**What you are asked to do**
Gather up all lines that carry the word "的顺序改变".

-=-=-=-=-

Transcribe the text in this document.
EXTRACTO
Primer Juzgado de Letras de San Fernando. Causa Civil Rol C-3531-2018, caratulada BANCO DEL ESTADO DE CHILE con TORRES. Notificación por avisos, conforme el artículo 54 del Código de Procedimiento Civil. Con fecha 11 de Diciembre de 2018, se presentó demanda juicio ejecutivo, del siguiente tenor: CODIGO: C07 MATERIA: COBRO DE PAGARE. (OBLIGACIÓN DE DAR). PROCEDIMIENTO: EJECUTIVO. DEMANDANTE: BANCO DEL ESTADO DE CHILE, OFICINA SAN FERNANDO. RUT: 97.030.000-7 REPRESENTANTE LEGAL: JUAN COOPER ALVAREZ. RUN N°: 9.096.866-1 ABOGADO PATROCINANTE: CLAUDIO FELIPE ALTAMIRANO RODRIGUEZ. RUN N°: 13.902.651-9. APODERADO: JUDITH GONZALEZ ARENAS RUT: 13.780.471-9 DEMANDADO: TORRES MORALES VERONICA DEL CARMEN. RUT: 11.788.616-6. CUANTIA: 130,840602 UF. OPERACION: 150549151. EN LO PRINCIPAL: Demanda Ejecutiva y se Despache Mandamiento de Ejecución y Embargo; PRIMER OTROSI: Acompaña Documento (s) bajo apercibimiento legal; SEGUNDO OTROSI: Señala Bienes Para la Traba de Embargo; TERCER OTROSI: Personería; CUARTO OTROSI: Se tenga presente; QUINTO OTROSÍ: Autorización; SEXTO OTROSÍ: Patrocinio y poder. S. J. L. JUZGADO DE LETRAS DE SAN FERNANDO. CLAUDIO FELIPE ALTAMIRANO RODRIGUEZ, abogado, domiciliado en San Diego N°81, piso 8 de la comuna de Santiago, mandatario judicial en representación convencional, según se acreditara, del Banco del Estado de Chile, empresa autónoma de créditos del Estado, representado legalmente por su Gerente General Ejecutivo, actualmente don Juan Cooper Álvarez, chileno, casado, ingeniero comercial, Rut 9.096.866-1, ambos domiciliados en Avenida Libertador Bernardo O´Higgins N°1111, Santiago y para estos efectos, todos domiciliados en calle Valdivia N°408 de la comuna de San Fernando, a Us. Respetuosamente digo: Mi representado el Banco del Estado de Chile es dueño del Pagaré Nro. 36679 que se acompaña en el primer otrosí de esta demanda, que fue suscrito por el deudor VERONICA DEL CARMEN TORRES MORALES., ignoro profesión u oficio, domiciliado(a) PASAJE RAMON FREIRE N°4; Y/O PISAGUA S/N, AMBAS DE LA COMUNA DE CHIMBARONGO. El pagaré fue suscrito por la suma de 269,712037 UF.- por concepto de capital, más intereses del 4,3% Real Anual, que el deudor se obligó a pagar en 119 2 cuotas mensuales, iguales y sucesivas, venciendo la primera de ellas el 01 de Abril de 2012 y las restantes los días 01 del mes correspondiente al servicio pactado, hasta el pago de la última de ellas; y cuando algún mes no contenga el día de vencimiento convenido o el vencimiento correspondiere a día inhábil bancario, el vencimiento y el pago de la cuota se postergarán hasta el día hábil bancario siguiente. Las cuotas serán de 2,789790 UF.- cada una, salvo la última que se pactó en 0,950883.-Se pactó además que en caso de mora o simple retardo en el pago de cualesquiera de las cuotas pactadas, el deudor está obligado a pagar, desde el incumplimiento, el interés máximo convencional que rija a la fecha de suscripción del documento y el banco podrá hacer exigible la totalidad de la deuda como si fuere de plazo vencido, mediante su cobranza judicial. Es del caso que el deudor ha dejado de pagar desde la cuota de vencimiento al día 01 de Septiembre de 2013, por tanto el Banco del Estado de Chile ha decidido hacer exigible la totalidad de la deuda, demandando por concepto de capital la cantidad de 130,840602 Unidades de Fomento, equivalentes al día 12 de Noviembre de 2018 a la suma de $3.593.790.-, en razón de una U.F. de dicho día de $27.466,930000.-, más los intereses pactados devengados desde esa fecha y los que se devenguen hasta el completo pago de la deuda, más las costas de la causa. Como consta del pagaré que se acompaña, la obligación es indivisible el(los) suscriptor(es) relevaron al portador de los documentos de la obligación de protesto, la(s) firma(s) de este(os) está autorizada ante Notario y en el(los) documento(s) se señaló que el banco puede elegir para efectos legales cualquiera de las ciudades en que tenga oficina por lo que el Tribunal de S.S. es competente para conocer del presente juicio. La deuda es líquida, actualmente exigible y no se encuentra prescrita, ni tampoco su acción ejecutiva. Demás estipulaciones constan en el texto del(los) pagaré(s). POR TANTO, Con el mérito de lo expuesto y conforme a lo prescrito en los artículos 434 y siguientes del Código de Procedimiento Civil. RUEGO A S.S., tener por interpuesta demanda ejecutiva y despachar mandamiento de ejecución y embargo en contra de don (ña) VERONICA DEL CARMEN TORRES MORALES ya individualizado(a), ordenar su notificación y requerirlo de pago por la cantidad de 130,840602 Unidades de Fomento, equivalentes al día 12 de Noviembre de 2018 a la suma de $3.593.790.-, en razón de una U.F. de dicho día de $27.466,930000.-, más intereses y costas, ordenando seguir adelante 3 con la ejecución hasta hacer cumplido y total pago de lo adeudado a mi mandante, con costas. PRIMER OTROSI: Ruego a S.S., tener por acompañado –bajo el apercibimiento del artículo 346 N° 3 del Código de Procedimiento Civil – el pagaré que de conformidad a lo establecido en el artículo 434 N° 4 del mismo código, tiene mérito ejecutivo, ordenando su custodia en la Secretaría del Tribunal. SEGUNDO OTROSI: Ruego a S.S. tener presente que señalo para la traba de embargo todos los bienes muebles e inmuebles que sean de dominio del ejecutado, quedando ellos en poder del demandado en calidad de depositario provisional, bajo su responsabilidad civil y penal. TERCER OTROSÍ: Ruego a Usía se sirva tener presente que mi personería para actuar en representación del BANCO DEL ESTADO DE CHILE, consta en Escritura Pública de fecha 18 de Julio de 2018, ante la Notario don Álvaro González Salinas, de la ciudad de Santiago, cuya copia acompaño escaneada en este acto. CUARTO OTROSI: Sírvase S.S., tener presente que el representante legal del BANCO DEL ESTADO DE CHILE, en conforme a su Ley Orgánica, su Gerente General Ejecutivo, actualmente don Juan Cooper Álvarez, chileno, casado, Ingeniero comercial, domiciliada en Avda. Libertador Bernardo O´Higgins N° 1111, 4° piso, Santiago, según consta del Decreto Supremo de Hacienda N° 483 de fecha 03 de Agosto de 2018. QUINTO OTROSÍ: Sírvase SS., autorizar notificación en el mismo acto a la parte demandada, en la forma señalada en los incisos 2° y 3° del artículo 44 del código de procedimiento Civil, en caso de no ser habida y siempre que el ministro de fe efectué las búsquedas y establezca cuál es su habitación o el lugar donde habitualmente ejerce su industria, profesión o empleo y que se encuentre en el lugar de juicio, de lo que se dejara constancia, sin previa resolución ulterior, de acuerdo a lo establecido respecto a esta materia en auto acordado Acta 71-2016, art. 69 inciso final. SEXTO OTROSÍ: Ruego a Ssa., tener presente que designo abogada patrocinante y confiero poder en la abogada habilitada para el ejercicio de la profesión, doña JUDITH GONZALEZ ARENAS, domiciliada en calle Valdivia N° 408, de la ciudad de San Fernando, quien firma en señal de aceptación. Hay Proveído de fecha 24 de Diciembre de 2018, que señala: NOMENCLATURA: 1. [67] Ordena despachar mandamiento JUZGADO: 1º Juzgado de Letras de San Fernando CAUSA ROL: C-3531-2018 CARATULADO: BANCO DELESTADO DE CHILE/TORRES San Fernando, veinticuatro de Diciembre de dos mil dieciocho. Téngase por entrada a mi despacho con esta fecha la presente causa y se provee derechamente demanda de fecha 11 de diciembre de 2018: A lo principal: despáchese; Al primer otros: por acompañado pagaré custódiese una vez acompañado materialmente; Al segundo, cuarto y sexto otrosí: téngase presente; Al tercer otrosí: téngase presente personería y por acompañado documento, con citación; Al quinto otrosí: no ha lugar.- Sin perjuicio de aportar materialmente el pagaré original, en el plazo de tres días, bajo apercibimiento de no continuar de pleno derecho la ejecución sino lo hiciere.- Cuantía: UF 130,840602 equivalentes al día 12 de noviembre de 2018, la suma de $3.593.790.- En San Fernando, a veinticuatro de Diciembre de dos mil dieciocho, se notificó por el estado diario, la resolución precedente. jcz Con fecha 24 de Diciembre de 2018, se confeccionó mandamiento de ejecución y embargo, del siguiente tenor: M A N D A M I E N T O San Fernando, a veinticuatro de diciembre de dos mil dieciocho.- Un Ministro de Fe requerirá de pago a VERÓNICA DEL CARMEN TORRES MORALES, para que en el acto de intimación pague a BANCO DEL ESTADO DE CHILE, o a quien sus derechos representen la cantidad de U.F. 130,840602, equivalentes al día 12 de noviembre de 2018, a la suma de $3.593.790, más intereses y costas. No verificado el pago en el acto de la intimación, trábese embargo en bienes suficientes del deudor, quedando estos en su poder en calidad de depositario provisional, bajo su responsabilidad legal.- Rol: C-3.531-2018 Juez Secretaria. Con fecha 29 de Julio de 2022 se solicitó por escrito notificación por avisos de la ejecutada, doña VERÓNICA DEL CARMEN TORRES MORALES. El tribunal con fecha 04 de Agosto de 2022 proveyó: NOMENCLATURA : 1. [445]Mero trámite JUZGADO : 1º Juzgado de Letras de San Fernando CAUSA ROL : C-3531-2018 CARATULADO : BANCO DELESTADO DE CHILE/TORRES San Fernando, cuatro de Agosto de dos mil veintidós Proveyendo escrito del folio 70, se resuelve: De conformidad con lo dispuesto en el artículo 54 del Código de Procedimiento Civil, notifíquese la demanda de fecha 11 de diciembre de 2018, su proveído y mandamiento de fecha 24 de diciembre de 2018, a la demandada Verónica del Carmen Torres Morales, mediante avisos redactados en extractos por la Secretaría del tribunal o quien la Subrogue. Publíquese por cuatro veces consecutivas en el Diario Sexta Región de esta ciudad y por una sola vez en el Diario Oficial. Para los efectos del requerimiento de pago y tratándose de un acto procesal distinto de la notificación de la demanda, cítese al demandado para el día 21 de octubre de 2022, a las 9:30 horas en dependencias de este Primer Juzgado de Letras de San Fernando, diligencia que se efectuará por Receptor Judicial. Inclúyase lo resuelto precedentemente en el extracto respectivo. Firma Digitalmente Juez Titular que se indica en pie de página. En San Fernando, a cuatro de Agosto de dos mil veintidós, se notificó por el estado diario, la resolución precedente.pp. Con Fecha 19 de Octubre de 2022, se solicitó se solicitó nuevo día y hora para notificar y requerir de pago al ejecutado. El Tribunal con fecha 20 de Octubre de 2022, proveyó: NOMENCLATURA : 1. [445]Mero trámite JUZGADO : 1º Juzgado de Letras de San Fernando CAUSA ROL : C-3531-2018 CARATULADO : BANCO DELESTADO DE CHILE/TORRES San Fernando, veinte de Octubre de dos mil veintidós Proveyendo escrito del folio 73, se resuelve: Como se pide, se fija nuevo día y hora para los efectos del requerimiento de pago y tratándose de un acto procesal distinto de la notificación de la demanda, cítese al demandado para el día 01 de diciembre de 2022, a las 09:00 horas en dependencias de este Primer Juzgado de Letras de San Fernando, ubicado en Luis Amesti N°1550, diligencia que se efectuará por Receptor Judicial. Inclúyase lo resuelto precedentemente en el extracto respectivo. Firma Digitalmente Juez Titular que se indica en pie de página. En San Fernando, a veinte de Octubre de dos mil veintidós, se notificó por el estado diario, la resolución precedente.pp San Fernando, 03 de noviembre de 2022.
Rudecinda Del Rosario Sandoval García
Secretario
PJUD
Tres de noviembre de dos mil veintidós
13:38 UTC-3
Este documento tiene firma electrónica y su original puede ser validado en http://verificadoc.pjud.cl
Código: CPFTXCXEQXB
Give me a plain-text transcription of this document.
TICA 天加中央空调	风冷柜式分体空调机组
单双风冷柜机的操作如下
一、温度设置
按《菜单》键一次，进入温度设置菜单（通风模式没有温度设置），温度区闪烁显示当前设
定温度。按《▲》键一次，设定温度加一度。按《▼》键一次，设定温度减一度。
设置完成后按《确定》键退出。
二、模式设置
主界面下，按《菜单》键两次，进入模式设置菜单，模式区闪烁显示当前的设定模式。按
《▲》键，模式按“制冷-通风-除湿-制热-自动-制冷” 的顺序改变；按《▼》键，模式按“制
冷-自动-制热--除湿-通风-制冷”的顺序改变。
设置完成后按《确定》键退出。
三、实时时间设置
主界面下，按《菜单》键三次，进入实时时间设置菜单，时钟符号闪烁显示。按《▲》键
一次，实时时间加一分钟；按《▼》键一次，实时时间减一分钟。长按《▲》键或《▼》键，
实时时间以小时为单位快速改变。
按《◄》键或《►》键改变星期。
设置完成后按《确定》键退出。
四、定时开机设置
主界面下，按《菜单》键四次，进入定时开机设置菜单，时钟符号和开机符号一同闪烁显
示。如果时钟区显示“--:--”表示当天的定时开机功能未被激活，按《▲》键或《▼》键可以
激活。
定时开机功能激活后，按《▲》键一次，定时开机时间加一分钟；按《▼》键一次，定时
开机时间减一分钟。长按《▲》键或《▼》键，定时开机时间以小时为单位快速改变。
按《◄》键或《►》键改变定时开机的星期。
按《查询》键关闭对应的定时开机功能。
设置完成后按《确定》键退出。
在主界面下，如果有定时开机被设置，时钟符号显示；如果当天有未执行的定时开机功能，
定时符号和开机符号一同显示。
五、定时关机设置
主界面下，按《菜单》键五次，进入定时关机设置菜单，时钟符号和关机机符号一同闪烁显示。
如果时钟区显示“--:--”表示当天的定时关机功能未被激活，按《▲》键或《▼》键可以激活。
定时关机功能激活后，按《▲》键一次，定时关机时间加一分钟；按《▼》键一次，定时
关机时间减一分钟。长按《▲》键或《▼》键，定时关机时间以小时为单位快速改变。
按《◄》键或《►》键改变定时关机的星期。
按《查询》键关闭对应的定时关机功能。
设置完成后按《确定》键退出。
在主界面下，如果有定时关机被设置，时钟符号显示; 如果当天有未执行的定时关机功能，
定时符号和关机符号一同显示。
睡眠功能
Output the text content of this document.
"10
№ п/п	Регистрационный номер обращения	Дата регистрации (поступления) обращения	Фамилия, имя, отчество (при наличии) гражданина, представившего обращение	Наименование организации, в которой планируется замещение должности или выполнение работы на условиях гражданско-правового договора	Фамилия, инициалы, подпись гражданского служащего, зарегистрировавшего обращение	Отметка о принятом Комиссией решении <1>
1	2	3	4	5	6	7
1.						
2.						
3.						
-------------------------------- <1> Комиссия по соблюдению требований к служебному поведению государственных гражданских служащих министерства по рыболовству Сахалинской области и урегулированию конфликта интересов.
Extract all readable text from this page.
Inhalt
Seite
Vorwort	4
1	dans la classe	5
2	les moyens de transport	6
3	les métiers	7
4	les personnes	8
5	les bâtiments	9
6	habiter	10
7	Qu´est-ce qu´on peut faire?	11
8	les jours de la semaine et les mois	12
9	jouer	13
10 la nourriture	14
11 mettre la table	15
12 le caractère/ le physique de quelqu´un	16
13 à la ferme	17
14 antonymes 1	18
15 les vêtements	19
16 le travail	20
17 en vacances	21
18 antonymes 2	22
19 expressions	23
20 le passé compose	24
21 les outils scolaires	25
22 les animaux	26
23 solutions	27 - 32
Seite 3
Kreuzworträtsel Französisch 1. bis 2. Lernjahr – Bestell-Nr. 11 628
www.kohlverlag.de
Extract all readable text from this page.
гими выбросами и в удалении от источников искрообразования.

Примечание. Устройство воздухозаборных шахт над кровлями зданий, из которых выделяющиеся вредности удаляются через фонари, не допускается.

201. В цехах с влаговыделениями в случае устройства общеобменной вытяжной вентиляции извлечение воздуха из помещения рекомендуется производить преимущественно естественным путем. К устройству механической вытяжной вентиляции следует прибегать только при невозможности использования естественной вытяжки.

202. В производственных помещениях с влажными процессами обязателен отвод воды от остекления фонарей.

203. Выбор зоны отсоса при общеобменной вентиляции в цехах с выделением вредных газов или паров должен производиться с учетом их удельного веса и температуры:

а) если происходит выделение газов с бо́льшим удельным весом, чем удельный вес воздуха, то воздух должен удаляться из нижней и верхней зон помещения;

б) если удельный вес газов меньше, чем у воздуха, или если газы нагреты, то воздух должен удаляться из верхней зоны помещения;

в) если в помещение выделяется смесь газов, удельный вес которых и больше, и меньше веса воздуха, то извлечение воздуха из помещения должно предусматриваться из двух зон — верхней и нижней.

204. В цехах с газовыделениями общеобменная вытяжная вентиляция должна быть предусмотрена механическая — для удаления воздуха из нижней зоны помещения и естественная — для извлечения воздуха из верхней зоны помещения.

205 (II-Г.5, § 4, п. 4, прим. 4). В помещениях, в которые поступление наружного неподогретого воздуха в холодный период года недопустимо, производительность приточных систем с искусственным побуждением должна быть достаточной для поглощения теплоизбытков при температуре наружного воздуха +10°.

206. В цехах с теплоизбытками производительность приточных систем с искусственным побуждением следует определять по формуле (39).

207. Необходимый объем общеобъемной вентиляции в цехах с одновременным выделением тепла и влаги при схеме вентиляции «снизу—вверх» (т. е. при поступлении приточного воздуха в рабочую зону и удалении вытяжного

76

-=-=-=-=-

**Solution**
《▲》键，模式按“制冷-通风-除湿-制热-自动-制冷” 的顺序改变；按《▼》键，模式按“制
冷-自动-制热--除湿-通风-制冷”的顺序改变。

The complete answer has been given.